OBJECTIVE
Can you give all the records again without altering a single character?

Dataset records
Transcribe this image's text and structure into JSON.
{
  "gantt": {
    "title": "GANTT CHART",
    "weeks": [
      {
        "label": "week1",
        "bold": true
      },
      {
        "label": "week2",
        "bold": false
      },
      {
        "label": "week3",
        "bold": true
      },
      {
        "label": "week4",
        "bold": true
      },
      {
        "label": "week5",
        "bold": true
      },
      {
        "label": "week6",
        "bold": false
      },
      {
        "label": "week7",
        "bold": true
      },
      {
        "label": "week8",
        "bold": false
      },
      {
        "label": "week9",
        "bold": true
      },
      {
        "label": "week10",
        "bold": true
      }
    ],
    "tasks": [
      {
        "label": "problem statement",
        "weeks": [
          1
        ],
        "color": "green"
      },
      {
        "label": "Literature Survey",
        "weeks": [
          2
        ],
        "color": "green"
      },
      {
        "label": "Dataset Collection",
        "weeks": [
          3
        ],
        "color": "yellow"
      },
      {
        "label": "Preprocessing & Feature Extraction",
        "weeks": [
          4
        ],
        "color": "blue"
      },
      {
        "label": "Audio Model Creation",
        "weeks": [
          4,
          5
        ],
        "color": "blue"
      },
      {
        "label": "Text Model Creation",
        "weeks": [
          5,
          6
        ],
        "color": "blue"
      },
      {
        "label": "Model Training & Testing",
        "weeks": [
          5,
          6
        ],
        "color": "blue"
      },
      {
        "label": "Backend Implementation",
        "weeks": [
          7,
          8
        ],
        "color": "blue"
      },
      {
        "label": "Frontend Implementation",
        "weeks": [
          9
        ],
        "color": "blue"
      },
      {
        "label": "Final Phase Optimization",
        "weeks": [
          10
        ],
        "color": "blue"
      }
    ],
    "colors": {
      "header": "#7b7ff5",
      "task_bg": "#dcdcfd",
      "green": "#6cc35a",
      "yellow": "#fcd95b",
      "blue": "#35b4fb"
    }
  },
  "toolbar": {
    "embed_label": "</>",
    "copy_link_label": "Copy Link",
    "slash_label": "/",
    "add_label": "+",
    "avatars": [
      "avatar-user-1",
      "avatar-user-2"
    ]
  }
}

EXPECTED ANSWER
Transcribe this image's text and structure into JSON.
{
  "gantt": {
    "title": "GANTT CHART",
    "weeks": [
      {
        "label": "week1",
        "bold": true
      },
      {
        "label": "week2",
        "bold": false
      },
      {
        "label": "week3",
        "bold": true
      },
      {
        "label": "week4",
        "bold": true
      },
      {
        "label": "week5",
        "bold": true
      },
      {
        "label": "week6",
        "bold": false
      },
      {
        "label": "week7",
        "bold": true
      },
      {
        "label": "week8",
        "bold": false
      },
      {
        "label": "week9",
        "bold": true
      },
      {
        "label": "week10",
        "bold": true
      }
    ],
    "tasks": [
      {
        "label": "problem statement",
        "weeks": [
          1
        ],
        "color": "green"
      },
      {
        "label": "Literature Survey",
        "weeks": [
          2
        ],
        "color": "green"
      },
      {
        "label": "Dataset Collection",
        "weeks": [
          3
        ],
        "color": "yellow"
      },
      {
        "label": "Preprocessing & Feature Extraction",
        "weeks": [
          4
        ],
        "color": "blue"
      },
      {
        "label": "Audio Model Creation",
        "weeks": [
          4,
          5
        ],
        "color": "blue"
      },
      {
        "label": "Text Model Creation",
        "weeks": [
          5,
          6
        ],
        "color": "blue"
      },
      {
        "label": "Model Training & Testing",
        "weeks": [
          5,
          6
        ],
        "color": "blue"
      },
      {
        "label": "Backend Implementation",
        "weeks": [
          7,
          8
        ],
        "color": "blue"
      },
      {
        "label": "Frontend Implementation",
        "weeks": [
          9
        ],
        "color": "blue"
      },
      {
        "label": "Final Phase Optimization",
        "weeks": [
          10
        ],
        "color": "blue"
      }
    ],
    "colors": {
      "header": "#7b7ff5",
      "task_bg": "#dcdcfd",
      "green": "#6cc35a",
      "yellow": "#fcd95b",
      "blue": "#35b4fb"
    }
  },
  "toolbar": {
    "embed_label": "</>",
    "copy_link_label": "Copy Link",
    "slash_label": "/",
    "add_label": "+",
    "avatars": [
      "avatar-user-1",
      "avatar-user-2"
    ]
  }
}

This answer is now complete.